**TASK REQUIREMENTS**
Please retype all the data below exactly, line for line.
=== SUPPLIED MATERIAL ===
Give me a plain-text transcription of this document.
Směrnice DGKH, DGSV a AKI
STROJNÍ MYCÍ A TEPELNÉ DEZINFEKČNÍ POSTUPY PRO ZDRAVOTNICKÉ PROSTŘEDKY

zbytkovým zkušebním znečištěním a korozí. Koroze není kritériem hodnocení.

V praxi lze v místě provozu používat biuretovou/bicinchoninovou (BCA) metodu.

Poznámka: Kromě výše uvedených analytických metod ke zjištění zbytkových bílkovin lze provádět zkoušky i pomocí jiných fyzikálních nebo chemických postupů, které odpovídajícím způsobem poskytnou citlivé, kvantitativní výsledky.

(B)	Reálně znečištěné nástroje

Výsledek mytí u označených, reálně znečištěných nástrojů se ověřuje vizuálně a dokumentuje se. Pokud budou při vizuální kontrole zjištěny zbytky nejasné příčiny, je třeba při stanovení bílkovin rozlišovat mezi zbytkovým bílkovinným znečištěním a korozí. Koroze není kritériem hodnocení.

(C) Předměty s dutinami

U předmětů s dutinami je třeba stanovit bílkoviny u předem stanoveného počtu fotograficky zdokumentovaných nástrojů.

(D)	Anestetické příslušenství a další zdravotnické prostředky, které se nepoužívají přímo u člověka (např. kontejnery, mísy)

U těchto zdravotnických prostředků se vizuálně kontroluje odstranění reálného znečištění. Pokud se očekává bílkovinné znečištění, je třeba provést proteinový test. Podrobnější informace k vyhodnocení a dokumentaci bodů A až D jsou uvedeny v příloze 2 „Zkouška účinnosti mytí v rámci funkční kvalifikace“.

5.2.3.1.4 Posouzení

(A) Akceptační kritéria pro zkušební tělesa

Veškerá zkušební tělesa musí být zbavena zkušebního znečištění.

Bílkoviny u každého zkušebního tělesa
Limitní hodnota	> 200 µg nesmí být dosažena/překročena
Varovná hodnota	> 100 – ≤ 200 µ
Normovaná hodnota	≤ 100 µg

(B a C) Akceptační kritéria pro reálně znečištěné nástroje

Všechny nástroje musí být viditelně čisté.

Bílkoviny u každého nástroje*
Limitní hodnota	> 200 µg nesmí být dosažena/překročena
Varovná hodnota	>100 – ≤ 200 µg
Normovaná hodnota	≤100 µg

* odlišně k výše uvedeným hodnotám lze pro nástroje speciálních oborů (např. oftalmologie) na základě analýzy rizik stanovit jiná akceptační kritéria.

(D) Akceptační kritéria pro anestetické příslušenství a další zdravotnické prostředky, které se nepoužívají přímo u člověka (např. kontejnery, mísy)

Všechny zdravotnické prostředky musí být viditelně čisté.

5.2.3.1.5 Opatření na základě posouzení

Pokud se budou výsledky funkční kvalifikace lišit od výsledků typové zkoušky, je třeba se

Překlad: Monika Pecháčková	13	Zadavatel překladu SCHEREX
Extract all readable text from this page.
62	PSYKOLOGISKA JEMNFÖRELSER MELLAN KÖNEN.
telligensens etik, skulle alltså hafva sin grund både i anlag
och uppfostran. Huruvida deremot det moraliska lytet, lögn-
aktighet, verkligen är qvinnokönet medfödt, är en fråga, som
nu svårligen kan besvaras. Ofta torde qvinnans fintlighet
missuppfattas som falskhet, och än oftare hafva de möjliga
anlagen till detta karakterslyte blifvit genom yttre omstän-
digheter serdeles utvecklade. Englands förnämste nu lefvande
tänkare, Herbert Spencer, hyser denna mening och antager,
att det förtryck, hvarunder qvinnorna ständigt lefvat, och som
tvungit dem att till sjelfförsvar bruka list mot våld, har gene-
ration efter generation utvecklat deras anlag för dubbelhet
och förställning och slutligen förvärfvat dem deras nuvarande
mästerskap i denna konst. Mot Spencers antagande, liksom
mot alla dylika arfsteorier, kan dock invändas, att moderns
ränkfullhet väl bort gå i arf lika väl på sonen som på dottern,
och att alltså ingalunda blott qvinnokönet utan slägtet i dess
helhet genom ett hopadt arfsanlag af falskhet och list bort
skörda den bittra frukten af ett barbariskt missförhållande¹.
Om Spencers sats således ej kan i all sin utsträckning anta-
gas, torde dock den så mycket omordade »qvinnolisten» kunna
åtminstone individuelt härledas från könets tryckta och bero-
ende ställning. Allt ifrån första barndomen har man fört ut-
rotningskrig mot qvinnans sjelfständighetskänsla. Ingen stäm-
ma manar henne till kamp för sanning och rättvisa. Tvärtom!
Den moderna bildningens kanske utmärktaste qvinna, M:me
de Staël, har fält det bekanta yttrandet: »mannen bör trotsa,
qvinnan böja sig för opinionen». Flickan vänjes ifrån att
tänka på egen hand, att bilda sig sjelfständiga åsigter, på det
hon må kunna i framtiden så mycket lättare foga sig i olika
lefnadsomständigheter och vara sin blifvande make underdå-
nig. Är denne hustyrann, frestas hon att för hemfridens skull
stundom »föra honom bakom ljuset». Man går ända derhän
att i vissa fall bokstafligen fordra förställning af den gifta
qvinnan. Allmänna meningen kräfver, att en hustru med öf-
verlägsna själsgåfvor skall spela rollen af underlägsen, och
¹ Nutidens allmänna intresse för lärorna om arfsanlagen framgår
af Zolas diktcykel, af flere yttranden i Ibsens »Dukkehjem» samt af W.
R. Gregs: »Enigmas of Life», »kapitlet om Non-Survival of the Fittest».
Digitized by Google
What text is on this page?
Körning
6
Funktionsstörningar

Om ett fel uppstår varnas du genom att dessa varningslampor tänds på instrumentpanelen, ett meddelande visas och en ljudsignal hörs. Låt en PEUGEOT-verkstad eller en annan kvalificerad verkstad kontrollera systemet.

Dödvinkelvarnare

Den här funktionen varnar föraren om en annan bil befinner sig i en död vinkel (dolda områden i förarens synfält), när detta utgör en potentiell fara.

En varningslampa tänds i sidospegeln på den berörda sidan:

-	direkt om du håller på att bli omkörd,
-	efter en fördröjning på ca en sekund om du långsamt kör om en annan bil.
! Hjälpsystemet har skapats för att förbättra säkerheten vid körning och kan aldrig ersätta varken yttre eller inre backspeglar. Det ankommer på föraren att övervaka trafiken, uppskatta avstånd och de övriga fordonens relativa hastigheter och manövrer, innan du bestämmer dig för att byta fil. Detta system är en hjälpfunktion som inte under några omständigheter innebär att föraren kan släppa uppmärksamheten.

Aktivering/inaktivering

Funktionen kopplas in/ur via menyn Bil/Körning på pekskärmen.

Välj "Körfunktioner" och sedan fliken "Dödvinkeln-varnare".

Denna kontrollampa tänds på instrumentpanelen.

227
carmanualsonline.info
===
**EXERCISE OUTPUT**
Give me a plain-text transcription of this document.
Směrnice DGKH, DGSV a AKI
STROJNÍ MYCÍ A TEPELNÉ DEZINFEKČNÍ POSTUPY PRO ZDRAVOTNICKÉ PROSTŘEDKY

zbytkovým zkušebním znečištěním a korozí. Koroze není kritériem hodnocení.

V praxi lze v místě provozu používat biuretovou/bicinchoninovou (BCA) metodu.

Poznámka: Kromě výše uvedených analytických metod ke zjištění zbytkových bílkovin lze provádět zkoušky i pomocí jiných fyzikálních nebo chemických postupů, které odpovídajícím způsobem poskytnou citlivé, kvantitativní výsledky.

(B)	Reálně znečištěné nástroje

Výsledek mytí u označených, reálně znečištěných nástrojů se ověřuje vizuálně a dokumentuje se. Pokud budou při vizuální kontrole zjištěny zbytky nejasné příčiny, je třeba při stanovení bílkovin rozlišovat mezi zbytkovým bílkovinným znečištěním a korozí. Koroze není kritériem hodnocení.

(C) Předměty s dutinami

U předmětů s dutinami je třeba stanovit bílkoviny u předem stanoveného počtu fotograficky zdokumentovaných nástrojů.

(D)	Anestetické příslušenství a další zdravotnické prostředky, které se nepoužívají přímo u člověka (např. kontejnery, mísy)

U těchto zdravotnických prostředků se vizuálně kontroluje odstranění reálného znečištění. Pokud se očekává bílkovinné znečištění, je třeba provést proteinový test. Podrobnější informace k vyhodnocení a dokumentaci bodů A až D jsou uvedeny v příloze 2 „Zkouška účinnosti mytí v rámci funkční kvalifikace“.

5.2.3.1.4 Posouzení

(A) Akceptační kritéria pro zkušební tělesa

Veškerá zkušební tělesa musí být zbavena zkušebního znečištění.

Bílkoviny u každého zkušebního tělesa
Limitní hodnota	> 200 µg nesmí být dosažena/překročena
Varovná hodnota	> 100 – ≤ 200 µ
Normovaná hodnota	≤ 100 µg

(B a C) Akceptační kritéria pro reálně znečištěné nástroje

Všechny nástroje musí být viditelně čisté.

Bílkoviny u každého nástroje*
Limitní hodnota	> 200 µg nesmí být dosažena/překročena
Varovná hodnota	>100 – ≤ 200 µg
Normovaná hodnota	≤100 µg

* odlišně k výše uvedeným hodnotám lze pro nástroje speciálních oborů (např. oftalmologie) na základě analýzy rizik stanovit jiná akceptační kritéria.

(D) Akceptační kritéria pro anestetické příslušenství a další zdravotnické prostředky, které se nepoužívají přímo u člověka (např. kontejnery, mísy)

Všechny zdravotnické prostředky musí být viditelně čisté.

5.2.3.1.5 Opatření na základě posouzení

Pokud se budou výsledky funkční kvalifikace lišit od výsledků typové zkoušky, je třeba se

Překlad: Monika Pecháčková	13	Zadavatel překladu SCHEREX
Extract all readable text from this page.
62	PSYKOLOGISKA JEMNFÖRELSER MELLAN KÖNEN.
telligensens etik, skulle alltså hafva sin grund både i anlag
och uppfostran. Huruvida deremot det moraliska lytet, lögn-
aktighet, verkligen är qvinnokönet medfödt, är en fråga, som
nu svårligen kan besvaras. Ofta torde qvinnans fintlighet
missuppfattas som falskhet, och än oftare hafva de möjliga
anlagen till detta karakterslyte blifvit genom yttre omstän-
digheter serdeles utvecklade. Englands förnämste nu lefvande
tänkare, Herbert Spencer, hyser denna mening och antager,
att det förtryck, hvarunder qvinnorna ständigt lefvat, och som
tvungit dem att till sjelfförsvar bruka list mot våld, har gene-
ration efter generation utvecklat deras anlag för dubbelhet
och förställning och slutligen förvärfvat dem deras nuvarande
mästerskap i denna konst. Mot Spencers antagande, liksom
mot alla dylika arfsteorier, kan dock invändas, att moderns
ränkfullhet väl bort gå i arf lika väl på sonen som på dottern,
och att alltså ingalunda blott qvinnokönet utan slägtet i dess
helhet genom ett hopadt arfsanlag af falskhet och list bort
skörda den bittra frukten af ett barbariskt missförhållande¹.
Om Spencers sats således ej kan i all sin utsträckning anta-
gas, torde dock den så mycket omordade »qvinnolisten» kunna
åtminstone individuelt härledas från könets tryckta och bero-
ende ställning. Allt ifrån första barndomen har man fört ut-
rotningskrig mot qvinnans sjelfständighetskänsla. Ingen stäm-
ma manar henne till kamp för sanning och rättvisa. Tvärtom!
Den moderna bildningens kanske utmärktaste qvinna, M:me
de Staël, har fält det bekanta yttrandet: »mannen bör trotsa,
qvinnan böja sig för opinionen». Flickan vänjes ifrån att
tänka på egen hand, att bilda sig sjelfständiga åsigter, på det
hon må kunna i framtiden så mycket lättare foga sig i olika
lefnadsomständigheter och vara sin blifvande make underdå-
nig. Är denne hustyrann, frestas hon att för hemfridens skull
stundom »föra honom bakom ljuset». Man går ända derhän
att i vissa fall bokstafligen fordra förställning af den gifta
qvinnan. Allmänna meningen kräfver, att en hustru med öf-
verlägsna själsgåfvor skall spela rollen af underlägsen, och
¹ Nutidens allmänna intresse för lärorna om arfsanlagen framgår
af Zolas diktcykel, af flere yttranden i Ibsens »Dukkehjem» samt af W.
R. Gregs: »Enigmas of Life», »kapitlet om Non-Survival of the Fittest».
Digitized by Google
What text is on this page?
Körning
6
Funktionsstörningar

Om ett fel uppstår varnas du genom att dessa varningslampor tänds på instrumentpanelen, ett meddelande visas och en ljudsignal hörs. Låt en PEUGEOT-verkstad eller en annan kvalificerad verkstad kontrollera systemet.

Dödvinkelvarnare

Den här funktionen varnar föraren om en annan bil befinner sig i en död vinkel (dolda områden i förarens synfält), när detta utgör en potentiell fara.

En varningslampa tänds i sidospegeln på den berörda sidan:

-	direkt om du håller på att bli omkörd,
-	efter en fördröjning på ca en sekund om du långsamt kör om en annan bil.
! Hjälpsystemet har skapats för att förbättra säkerheten vid körning och kan aldrig ersätta varken yttre eller inre backspeglar. Det ankommer på föraren att övervaka trafiken, uppskatta avstånd och de övriga fordonens relativa hastigheter och manövrer, innan du bestämmer dig för att byta fil. Detta system är en hjälpfunktion som inte under några omständigheter innebär att föraren kan släppa uppmärksamheten.

Aktivering/inaktivering

Funktionen kopplas in/ur via menyn Bil/Körning på pekskärmen.

Välj "Körfunktioner" och sedan fliken "Dödvinkeln-varnare".

Denna kontrollampa tänds på instrumentpanelen.

227
carmanualsonline.info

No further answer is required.